§ **Task to carry out**
Output all of the data below exactly as given.

Data entries for graphics
------------------------------------------------------------

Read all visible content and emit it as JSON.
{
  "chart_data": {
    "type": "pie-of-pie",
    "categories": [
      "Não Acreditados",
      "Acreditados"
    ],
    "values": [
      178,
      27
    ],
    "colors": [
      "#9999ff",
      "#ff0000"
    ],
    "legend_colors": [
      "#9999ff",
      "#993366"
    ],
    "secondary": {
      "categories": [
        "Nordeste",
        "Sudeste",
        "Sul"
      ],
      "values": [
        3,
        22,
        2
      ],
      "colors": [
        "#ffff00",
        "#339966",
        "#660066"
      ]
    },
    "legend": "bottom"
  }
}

------------------------------------------------------------

§ **Complete output**
Read all visible content and emit it as JSON.
{
  "chart_data": {
    "type": "pie-of-pie",
    "categories": [
      "Não Acreditados",
      "Acreditados"
    ],
    "values": [
      178,
      27
    ],
    "colors": [
      "#9999ff",
      "#ff0000"
    ],
    "legend_colors": [
      "#9999ff",
      "#993366"
    ],
    "secondary": {
      "categories": [
        "Nordeste",
        "Sudeste",
        "Sul"
      ],
      "values": [
        3,
        22,
        2
      ],
      "colors": [
        "#ffff00",
        "#339966",
        "#660066"
      ]
    },
    "legend": "bottom"
  }
}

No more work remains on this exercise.